> WORK REQUIRED
Go through the listing and copy each line with the string "postępowania".

++++ SUPPLIED ENTRIES ++++

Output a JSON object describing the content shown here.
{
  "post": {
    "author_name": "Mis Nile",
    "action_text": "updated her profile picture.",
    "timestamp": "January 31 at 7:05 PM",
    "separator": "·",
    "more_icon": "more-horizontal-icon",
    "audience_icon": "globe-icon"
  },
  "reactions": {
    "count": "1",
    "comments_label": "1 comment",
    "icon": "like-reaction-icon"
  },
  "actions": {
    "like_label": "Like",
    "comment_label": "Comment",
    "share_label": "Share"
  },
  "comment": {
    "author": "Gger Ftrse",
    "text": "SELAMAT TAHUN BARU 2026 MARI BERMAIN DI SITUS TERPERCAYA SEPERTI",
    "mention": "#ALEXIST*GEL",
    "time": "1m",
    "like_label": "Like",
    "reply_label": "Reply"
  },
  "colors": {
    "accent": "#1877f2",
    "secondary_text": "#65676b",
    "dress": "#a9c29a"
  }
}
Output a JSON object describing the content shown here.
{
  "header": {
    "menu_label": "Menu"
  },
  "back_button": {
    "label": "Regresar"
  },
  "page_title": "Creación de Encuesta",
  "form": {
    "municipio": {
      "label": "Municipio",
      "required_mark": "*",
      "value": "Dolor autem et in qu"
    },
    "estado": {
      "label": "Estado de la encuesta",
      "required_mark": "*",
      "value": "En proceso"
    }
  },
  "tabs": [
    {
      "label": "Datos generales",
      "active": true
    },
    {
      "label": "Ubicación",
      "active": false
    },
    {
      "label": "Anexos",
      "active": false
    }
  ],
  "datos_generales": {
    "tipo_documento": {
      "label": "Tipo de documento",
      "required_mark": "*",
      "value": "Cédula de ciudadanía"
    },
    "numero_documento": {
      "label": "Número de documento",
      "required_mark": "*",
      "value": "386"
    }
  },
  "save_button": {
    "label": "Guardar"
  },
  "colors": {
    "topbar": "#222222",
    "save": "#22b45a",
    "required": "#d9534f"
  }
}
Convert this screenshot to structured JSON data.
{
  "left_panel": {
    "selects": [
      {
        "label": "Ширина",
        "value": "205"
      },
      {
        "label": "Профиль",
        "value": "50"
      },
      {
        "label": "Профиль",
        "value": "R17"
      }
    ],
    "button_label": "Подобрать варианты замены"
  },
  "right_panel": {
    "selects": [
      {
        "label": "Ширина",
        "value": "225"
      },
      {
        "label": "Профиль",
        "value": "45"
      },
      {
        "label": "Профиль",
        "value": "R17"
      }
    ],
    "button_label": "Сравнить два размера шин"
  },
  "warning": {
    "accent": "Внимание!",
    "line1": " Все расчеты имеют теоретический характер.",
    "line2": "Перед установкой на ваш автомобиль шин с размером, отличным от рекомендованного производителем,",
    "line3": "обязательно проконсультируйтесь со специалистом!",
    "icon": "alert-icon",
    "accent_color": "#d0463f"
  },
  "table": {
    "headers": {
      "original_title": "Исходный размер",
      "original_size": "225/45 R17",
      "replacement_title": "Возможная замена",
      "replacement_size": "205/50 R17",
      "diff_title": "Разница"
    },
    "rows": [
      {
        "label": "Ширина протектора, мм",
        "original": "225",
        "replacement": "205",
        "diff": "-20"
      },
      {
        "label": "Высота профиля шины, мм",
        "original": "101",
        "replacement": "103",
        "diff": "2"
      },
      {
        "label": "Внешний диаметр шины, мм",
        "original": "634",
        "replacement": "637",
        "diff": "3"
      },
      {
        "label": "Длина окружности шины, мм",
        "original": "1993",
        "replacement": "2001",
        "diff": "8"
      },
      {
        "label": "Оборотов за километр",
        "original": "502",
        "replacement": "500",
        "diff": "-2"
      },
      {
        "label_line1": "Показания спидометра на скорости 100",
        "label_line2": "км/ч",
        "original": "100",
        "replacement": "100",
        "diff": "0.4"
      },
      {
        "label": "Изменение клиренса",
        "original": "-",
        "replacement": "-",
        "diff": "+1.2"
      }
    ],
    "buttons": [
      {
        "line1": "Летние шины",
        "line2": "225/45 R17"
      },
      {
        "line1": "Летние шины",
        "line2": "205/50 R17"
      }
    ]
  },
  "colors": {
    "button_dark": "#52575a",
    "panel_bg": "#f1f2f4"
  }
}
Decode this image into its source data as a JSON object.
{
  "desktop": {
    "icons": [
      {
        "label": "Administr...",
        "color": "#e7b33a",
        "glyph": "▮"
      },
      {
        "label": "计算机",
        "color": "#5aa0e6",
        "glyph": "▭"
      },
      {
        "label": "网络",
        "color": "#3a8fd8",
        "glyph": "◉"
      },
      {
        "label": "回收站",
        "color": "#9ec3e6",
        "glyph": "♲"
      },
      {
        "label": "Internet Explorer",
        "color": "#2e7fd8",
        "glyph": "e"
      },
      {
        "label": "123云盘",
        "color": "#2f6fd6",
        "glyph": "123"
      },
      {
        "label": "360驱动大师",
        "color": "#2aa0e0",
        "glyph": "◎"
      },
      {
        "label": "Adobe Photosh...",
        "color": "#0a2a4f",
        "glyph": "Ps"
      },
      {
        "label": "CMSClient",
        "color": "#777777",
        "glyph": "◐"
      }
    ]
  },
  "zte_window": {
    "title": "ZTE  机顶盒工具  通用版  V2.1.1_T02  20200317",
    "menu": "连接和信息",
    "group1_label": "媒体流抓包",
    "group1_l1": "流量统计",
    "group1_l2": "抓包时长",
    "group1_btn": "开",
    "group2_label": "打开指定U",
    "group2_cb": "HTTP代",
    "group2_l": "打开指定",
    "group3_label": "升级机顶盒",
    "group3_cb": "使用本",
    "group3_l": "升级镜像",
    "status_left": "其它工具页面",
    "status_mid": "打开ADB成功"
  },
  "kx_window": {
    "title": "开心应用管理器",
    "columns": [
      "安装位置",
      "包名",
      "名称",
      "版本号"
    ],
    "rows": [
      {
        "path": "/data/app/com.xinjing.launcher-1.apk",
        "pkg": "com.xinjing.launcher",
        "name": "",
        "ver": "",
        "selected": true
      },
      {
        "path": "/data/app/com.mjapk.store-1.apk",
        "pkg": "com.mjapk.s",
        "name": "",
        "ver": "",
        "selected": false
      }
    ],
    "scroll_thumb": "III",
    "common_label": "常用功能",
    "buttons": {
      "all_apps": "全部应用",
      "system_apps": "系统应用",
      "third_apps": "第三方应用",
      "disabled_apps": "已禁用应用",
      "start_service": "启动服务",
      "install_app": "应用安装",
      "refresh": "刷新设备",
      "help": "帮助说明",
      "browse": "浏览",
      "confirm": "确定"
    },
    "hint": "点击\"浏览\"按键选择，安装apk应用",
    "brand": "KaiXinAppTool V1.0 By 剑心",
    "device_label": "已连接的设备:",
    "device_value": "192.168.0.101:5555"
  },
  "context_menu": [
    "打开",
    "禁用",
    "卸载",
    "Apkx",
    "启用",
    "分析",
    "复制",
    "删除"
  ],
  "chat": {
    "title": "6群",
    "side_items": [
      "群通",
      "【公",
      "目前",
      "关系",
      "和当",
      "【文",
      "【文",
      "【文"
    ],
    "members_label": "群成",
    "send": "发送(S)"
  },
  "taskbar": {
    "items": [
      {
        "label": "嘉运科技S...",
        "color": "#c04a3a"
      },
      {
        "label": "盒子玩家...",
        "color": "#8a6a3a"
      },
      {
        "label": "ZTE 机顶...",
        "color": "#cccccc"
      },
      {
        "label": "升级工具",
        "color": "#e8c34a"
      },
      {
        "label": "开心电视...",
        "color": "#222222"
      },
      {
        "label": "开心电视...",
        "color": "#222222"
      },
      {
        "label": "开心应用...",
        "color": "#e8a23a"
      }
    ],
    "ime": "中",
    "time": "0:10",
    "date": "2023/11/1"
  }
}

++++
++++ SUPPLIED ENTRIES ++++

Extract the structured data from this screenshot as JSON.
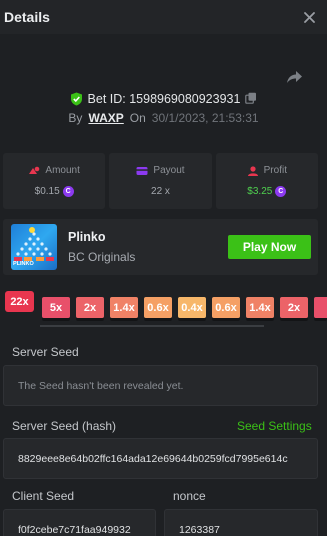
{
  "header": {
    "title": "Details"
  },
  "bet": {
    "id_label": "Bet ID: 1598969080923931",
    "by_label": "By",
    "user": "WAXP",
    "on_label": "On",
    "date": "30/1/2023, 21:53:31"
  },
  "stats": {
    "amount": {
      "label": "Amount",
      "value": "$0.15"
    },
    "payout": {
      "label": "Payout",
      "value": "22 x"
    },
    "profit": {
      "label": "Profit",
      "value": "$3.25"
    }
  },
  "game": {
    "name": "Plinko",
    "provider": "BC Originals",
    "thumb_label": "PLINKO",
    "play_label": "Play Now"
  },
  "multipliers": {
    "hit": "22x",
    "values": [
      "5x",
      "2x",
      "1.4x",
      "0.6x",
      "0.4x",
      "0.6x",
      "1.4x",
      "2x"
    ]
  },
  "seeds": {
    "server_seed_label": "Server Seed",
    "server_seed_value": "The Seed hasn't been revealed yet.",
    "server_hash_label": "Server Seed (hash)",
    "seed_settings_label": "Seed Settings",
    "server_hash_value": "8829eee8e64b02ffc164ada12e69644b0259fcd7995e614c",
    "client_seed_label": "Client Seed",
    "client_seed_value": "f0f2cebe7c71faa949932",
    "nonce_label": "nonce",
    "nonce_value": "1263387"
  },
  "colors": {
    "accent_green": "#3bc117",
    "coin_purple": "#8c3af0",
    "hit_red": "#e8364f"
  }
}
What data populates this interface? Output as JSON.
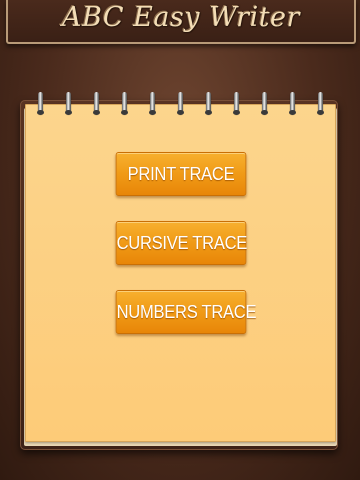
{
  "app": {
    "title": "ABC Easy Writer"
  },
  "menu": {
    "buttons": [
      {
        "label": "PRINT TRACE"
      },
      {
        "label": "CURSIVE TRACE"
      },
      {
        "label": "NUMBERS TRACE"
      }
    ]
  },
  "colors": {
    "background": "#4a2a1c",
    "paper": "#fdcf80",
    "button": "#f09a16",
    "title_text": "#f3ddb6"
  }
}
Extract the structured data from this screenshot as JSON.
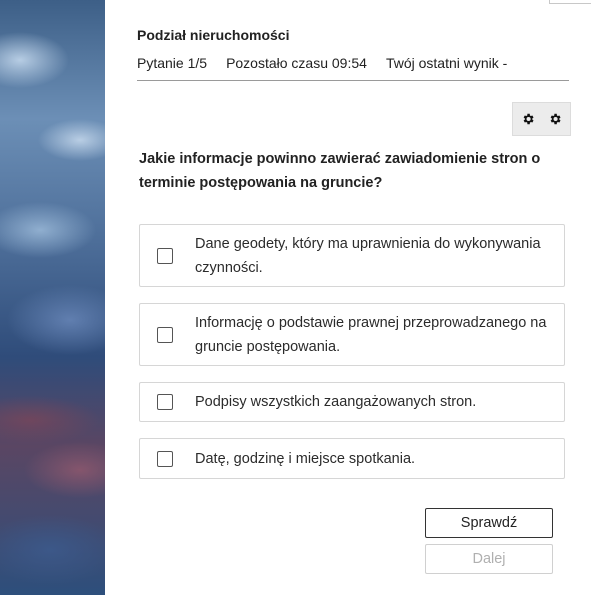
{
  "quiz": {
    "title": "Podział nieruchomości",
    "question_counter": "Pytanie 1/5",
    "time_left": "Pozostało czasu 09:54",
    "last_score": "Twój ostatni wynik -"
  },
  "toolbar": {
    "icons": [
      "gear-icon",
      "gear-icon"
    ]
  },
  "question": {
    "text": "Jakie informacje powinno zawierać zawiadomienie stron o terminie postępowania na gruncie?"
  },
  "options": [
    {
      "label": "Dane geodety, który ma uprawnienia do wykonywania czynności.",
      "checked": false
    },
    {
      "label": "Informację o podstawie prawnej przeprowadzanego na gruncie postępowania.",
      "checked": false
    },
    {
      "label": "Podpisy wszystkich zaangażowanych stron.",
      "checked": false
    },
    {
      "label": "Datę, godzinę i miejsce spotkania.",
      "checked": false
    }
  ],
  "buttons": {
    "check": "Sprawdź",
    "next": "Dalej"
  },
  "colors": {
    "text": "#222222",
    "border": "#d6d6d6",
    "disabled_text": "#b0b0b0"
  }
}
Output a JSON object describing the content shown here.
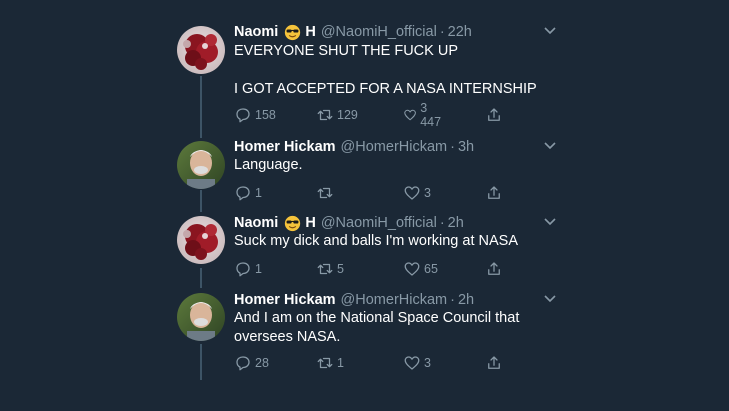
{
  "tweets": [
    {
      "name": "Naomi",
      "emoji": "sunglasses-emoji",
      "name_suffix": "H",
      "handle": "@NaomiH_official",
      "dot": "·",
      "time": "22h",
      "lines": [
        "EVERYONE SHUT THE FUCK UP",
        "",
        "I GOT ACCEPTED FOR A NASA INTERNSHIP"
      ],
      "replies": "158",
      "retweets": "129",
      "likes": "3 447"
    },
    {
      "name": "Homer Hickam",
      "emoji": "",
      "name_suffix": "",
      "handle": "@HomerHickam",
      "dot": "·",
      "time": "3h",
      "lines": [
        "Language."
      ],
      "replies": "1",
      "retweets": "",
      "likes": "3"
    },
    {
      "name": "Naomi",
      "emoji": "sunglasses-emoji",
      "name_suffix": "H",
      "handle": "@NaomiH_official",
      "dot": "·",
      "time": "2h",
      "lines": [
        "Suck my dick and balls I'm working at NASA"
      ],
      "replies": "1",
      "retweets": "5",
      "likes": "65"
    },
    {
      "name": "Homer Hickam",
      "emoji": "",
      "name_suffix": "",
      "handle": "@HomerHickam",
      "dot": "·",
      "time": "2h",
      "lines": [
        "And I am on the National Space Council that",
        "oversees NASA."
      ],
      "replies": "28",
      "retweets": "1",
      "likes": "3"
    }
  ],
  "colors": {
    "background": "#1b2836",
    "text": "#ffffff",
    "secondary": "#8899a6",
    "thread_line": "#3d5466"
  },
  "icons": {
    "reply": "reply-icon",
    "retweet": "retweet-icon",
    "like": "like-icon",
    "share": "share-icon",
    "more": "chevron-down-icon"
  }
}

++++
++++ SUPPLIED ENTRIES ++++

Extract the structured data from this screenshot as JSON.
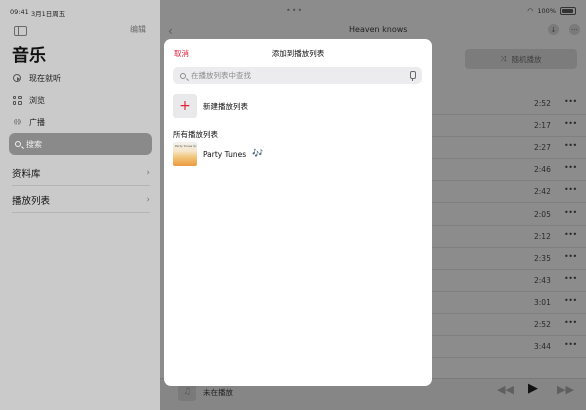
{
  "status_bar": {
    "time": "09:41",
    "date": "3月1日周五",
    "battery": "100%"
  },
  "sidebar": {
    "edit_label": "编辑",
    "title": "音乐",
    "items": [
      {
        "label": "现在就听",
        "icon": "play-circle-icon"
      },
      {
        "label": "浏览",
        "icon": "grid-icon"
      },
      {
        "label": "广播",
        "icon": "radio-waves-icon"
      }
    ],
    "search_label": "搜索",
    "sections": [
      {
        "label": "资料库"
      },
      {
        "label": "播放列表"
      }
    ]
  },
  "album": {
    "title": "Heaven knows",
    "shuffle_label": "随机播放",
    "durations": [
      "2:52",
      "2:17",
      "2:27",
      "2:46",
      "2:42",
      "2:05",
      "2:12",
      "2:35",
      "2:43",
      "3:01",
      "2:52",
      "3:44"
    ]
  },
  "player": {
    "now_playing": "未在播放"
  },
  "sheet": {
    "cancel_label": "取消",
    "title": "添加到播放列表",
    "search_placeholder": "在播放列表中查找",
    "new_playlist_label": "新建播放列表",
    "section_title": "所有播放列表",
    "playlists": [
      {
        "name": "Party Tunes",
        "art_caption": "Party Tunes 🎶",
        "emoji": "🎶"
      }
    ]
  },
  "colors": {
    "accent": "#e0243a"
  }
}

++++

> WRITTEN ANSWER
    "text": "Jakie informacje powinno zawierać zawiadomienie stron o terminie postępowania na gruncie?"
      "label": "Informację o podstawie prawnej przeprowadzanego na gruncie postępowania.",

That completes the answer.